### SET PROBLEM:
Please print all of the material below, word for word.

Extracted records
'''

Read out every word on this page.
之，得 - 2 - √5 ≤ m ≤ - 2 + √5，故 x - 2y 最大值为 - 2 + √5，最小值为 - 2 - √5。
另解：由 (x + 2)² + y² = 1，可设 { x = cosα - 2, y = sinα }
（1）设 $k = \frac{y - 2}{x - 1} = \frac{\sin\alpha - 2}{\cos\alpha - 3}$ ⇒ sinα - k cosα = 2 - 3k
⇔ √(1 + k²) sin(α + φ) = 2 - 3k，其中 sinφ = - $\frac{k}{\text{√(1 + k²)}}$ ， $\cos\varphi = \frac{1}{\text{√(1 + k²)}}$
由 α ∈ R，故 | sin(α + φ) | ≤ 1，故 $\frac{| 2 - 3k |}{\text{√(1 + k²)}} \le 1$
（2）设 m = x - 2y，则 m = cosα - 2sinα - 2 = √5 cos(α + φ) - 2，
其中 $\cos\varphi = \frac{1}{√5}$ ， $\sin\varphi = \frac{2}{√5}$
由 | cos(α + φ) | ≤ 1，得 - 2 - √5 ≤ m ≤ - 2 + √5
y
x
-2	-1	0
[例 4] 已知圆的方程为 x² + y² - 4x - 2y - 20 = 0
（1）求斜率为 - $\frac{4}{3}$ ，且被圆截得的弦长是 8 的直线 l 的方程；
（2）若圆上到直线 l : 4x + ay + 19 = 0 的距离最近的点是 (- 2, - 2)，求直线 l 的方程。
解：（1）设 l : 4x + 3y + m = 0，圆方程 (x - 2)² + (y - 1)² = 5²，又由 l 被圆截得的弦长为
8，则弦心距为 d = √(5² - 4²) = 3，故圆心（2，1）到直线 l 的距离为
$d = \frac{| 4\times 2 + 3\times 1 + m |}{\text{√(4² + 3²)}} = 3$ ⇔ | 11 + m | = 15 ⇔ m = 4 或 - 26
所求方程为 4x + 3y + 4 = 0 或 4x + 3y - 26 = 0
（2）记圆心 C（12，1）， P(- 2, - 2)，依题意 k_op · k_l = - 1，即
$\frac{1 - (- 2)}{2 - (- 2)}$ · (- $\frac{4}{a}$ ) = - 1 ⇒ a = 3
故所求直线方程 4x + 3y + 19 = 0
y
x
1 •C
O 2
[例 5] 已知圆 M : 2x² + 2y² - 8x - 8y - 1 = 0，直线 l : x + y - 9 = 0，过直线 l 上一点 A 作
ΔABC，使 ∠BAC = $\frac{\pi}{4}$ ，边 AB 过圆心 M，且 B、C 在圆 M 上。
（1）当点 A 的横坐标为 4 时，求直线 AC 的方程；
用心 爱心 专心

'''

### SOLUTION FOR THIS EXERCISE:
Read out every word on this page.
之，得 - 2 - √5 ≤ m ≤ - 2 + √5，故 x - 2y 最大值为 - 2 + √5，最小值为 - 2 - √5。
另解：由 (x + 2)² + y² = 1，可设 { x = cosα - 2, y = sinα }
（1）设 $k = \frac{y - 2}{x - 1} = \frac{\sin\alpha - 2}{\cos\alpha - 3}$ ⇒ sinα - k cosα = 2 - 3k
⇔ √(1 + k²) sin(α + φ) = 2 - 3k，其中 sinφ = - $\frac{k}{\text{√(1 + k²)}}$ ， $\cos\varphi = \frac{1}{\text{√(1 + k²)}}$
由 α ∈ R，故 | sin(α + φ) | ≤ 1，故 $\frac{| 2 - 3k |}{\text{√(1 + k²)}} \le 1$
（2）设 m = x - 2y，则 m = cosα - 2sinα - 2 = √5 cos(α + φ) - 2，
其中 $\cos\varphi = \frac{1}{√5}$ ， $\sin\varphi = \frac{2}{√5}$
由 | cos(α + φ) | ≤ 1，得 - 2 - √5 ≤ m ≤ - 2 + √5
y
x
-2	-1	0
[例 4] 已知圆的方程为 x² + y² - 4x - 2y - 20 = 0
（1）求斜率为 - $\frac{4}{3}$ ，且被圆截得的弦长是 8 的直线 l 的方程；
（2）若圆上到直线 l : 4x + ay + 19 = 0 的距离最近的点是 (- 2, - 2)，求直线 l 的方程。
解：（1）设 l : 4x + 3y + m = 0，圆方程 (x - 2)² + (y - 1)² = 5²，又由 l 被圆截得的弦长为
8，则弦心距为 d = √(5² - 4²) = 3，故圆心（2，1）到直线 l 的距离为
$d = \frac{| 4\times 2 + 3\times 1 + m |}{\text{√(4² + 3²)}} = 3$ ⇔ | 11 + m | = 15 ⇔ m = 4 或 - 26
所求方程为 4x + 3y + 4 = 0 或 4x + 3y - 26 = 0
（2）记圆心 C（12，1）， P(- 2, - 2)，依题意 k_op · k_l = - 1，即
$\frac{1 - (- 2)}{2 - (- 2)}$ · (- $\frac{4}{a}$ ) = - 1 ⇒ a = 3
故所求直线方程 4x + 3y + 19 = 0
y
x
1 •C
O 2
[例 5] 已知圆 M : 2x² + 2y² - 8x - 8y - 1 = 0，直线 l : x + y - 9 = 0，过直线 l 上一点 A 作
ΔABC，使 ∠BAC = $\frac{\pi}{4}$ ，边 AB 过圆心 M，且 B、C 在圆 M 上。
（1）当点 A 的横坐标为 4 时，求直线 AC 的方程；
用心 爱心 专心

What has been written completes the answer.